> _Task instructions_
Tally every line of the listing where the string "associated" is found, and state the total alone.

> _Data excerpts_
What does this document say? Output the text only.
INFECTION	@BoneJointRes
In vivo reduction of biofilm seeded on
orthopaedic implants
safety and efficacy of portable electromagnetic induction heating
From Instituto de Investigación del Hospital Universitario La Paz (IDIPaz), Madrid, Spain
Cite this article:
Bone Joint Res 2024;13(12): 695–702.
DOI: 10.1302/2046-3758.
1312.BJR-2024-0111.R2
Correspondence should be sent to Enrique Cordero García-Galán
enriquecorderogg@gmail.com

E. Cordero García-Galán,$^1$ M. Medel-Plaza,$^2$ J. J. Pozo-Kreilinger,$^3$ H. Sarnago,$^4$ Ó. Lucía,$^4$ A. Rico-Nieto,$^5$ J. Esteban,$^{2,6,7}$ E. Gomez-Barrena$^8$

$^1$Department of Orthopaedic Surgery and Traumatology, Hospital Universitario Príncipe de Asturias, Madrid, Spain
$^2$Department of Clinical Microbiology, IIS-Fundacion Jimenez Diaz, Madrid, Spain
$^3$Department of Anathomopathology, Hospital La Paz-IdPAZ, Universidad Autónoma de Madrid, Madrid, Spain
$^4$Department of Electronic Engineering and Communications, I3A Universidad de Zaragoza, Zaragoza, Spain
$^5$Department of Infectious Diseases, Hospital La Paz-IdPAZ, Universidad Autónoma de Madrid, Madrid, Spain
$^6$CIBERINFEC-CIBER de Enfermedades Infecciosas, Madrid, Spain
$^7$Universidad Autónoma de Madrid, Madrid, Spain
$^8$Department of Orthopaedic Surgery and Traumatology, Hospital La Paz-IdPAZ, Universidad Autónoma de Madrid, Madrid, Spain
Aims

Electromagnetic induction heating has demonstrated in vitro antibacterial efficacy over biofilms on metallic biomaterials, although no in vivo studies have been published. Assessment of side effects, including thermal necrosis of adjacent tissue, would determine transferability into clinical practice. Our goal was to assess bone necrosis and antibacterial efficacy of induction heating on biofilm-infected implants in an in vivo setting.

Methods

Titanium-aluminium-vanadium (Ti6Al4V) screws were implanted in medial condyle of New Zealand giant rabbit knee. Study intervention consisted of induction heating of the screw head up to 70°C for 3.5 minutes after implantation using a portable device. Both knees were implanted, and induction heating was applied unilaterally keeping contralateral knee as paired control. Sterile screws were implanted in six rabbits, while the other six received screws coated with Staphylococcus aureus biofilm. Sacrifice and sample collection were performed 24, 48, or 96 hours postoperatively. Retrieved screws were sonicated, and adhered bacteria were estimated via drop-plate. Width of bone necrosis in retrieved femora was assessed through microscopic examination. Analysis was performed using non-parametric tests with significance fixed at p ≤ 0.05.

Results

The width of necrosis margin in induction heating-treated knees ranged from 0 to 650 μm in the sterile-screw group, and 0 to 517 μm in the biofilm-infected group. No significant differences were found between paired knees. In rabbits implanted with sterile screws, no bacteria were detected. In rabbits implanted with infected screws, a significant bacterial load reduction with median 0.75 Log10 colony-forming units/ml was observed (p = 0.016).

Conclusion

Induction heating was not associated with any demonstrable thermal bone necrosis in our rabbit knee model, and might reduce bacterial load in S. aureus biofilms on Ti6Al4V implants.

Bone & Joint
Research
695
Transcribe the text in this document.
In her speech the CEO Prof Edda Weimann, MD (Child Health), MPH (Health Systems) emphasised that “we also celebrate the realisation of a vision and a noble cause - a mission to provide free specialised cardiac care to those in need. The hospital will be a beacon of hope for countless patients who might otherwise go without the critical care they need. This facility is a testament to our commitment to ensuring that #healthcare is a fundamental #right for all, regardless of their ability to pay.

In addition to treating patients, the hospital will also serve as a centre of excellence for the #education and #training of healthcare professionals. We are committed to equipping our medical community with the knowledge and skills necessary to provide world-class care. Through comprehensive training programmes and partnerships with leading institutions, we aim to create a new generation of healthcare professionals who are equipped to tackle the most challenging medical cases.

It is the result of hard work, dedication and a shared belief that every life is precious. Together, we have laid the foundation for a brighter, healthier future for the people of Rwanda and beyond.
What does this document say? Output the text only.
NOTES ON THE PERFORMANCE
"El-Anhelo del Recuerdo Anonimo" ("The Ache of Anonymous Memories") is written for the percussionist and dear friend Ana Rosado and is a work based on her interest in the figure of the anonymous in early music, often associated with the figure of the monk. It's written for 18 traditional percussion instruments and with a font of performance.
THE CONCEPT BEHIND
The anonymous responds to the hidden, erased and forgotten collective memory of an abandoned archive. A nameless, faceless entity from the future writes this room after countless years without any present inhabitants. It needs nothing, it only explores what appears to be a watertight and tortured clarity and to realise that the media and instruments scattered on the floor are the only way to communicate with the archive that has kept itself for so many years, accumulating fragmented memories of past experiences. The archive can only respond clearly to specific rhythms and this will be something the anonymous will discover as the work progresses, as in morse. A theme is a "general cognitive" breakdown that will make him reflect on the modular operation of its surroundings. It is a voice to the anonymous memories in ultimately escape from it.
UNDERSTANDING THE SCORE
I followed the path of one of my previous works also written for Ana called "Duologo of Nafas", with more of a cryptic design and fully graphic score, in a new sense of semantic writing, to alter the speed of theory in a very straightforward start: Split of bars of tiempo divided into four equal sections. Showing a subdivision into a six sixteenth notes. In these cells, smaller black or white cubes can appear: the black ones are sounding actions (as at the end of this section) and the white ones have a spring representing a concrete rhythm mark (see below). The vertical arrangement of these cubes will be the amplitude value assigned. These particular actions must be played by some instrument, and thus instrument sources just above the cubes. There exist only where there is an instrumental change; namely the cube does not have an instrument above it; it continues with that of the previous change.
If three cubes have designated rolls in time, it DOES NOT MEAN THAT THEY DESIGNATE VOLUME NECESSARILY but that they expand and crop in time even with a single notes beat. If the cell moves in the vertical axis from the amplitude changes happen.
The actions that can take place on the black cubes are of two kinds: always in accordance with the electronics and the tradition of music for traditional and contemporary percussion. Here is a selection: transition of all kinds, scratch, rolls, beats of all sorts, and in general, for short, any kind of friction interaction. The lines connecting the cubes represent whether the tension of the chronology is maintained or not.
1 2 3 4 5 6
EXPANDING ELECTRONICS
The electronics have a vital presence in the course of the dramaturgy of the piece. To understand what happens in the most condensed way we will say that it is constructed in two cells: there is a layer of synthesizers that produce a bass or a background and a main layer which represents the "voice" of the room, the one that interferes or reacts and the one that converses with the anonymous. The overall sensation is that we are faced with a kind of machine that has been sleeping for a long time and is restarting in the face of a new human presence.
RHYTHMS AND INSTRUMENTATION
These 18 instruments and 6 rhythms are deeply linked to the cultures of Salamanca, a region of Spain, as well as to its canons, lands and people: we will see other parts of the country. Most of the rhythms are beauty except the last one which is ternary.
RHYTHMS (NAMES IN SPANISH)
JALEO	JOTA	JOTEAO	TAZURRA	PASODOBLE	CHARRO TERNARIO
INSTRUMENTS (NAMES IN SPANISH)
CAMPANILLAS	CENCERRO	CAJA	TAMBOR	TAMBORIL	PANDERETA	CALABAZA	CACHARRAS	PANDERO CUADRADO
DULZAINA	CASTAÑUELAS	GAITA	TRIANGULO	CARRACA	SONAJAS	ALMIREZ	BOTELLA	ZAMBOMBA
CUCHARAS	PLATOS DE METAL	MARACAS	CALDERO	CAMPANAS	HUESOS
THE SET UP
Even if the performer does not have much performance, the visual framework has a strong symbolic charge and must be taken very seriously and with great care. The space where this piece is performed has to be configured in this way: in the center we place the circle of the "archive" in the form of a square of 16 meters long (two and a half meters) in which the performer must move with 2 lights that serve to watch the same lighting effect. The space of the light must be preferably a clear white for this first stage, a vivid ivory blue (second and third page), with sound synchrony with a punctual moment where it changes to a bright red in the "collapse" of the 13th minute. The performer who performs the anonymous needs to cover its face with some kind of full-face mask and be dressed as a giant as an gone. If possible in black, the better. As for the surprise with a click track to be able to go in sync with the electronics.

> _Solution to the exercise_
2